Description of the task
All material below is to be reproduced exactly.
↓
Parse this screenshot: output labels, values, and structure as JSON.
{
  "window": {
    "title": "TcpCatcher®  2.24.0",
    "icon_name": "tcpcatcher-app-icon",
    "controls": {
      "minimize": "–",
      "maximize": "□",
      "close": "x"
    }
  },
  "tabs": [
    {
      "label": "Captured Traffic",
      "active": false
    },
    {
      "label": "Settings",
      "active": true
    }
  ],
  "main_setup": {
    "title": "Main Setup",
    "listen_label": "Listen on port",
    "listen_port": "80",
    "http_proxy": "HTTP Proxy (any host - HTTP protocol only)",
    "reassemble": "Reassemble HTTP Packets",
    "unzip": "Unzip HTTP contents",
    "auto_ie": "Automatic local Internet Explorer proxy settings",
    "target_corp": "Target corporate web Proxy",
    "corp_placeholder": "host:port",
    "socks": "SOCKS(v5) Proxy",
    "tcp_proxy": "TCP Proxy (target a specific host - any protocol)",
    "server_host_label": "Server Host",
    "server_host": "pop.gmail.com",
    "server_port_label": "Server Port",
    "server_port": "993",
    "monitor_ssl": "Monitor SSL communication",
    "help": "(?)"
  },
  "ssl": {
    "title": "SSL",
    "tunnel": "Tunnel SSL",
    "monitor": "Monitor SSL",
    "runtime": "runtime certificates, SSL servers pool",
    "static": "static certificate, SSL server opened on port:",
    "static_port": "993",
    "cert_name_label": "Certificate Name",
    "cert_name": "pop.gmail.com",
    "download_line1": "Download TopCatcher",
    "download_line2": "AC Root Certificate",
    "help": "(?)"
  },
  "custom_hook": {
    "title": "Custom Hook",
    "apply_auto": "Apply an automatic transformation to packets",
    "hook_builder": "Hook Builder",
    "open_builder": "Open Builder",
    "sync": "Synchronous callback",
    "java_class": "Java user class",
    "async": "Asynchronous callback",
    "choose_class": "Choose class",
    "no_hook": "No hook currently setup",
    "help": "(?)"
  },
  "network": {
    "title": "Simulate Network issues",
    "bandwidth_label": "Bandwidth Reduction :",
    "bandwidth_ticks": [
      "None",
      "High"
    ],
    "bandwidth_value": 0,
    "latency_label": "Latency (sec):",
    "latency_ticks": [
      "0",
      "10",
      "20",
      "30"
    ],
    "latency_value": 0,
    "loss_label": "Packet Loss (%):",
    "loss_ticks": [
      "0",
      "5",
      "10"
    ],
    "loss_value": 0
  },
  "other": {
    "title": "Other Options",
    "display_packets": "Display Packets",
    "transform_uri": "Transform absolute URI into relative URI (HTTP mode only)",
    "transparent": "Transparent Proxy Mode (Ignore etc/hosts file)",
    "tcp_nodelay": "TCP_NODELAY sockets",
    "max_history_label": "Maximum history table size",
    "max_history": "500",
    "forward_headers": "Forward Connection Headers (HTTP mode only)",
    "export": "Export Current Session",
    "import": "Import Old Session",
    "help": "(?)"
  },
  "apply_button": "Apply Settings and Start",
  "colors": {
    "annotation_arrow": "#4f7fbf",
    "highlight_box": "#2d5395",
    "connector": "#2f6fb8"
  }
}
↑
Final result
Parse this screenshot: output labels, values, and structure as JSON.
{
  "window": {
    "title": "TcpCatcher®  2.24.0",
    "icon_name": "tcpcatcher-app-icon",
    "controls": {
      "minimize": "–",
      "maximize": "□",
      "close": "x"
    }
  },
  "tabs": [
    {
      "label": "Captured Traffic",
      "active": false
    },
    {
      "label": "Settings",
      "active": true
    }
  ],
  "main_setup": {
    "title": "Main Setup",
    "listen_label": "Listen on port",
    "listen_port": "80",
    "http_proxy": "HTTP Proxy (any host - HTTP protocol only)",
    "reassemble": "Reassemble HTTP Packets",
    "unzip": "Unzip HTTP contents",
    "auto_ie": "Automatic local Internet Explorer proxy settings",
    "target_corp": "Target corporate web Proxy",
    "corp_placeholder": "host:port",
    "socks": "SOCKS(v5) Proxy",
    "tcp_proxy": "TCP Proxy (target a specific host - any protocol)",
    "server_host_label": "Server Host",
    "server_host": "pop.gmail.com",
    "server_port_label": "Server Port",
    "server_port": "993",
    "monitor_ssl": "Monitor SSL communication",
    "help": "(?)"
  },
  "ssl": {
    "title": "SSL",
    "tunnel": "Tunnel SSL",
    "monitor": "Monitor SSL",
    "runtime": "runtime certificates, SSL servers pool",
    "static": "static certificate, SSL server opened on port:",
    "static_port": "993",
    "cert_name_label": "Certificate Name",
    "cert_name": "pop.gmail.com",
    "download_line1": "Download TopCatcher",
    "download_line2": "AC Root Certificate",
    "help": "(?)"
  },
  "custom_hook": {
    "title": "Custom Hook",
    "apply_auto": "Apply an automatic transformation to packets",
    "hook_builder": "Hook Builder",
    "open_builder": "Open Builder",
    "sync": "Synchronous callback",
    "java_class": "Java user class",
    "async": "Asynchronous callback",
    "choose_class": "Choose class",
    "no_hook": "No hook currently setup",
    "help": "(?)"
  },
  "network": {
    "title": "Simulate Network issues",
    "bandwidth_label": "Bandwidth Reduction :",
    "bandwidth_ticks": [
      "None",
      "High"
    ],
    "bandwidth_value": 0,
    "latency_label": "Latency (sec):",
    "latency_ticks": [
      "0",
      "10",
      "20",
      "30"
    ],
    "latency_value": 0,
    "loss_label": "Packet Loss (%):",
    "loss_ticks": [
      "0",
      "5",
      "10"
    ],
    "loss_value": 0
  },
  "other": {
    "title": "Other Options",
    "display_packets": "Display Packets",
    "transform_uri": "Transform absolute URI into relative URI (HTTP mode only)",
    "transparent": "Transparent Proxy Mode (Ignore etc/hosts file)",
    "tcp_nodelay": "TCP_NODELAY sockets",
    "max_history_label": "Maximum history table size",
    "max_history": "500",
    "forward_headers": "Forward Connection Headers (HTTP mode only)",
    "export": "Export Current Session",
    "import": "Import Old Session",
    "help": "(?)"
  },
  "apply_button": "Apply Settings and Start",
  "colors": {
    "annotation_arrow": "#4f7fbf",
    "highlight_box": "#2d5395",
    "connector": "#2f6fb8"
  }
}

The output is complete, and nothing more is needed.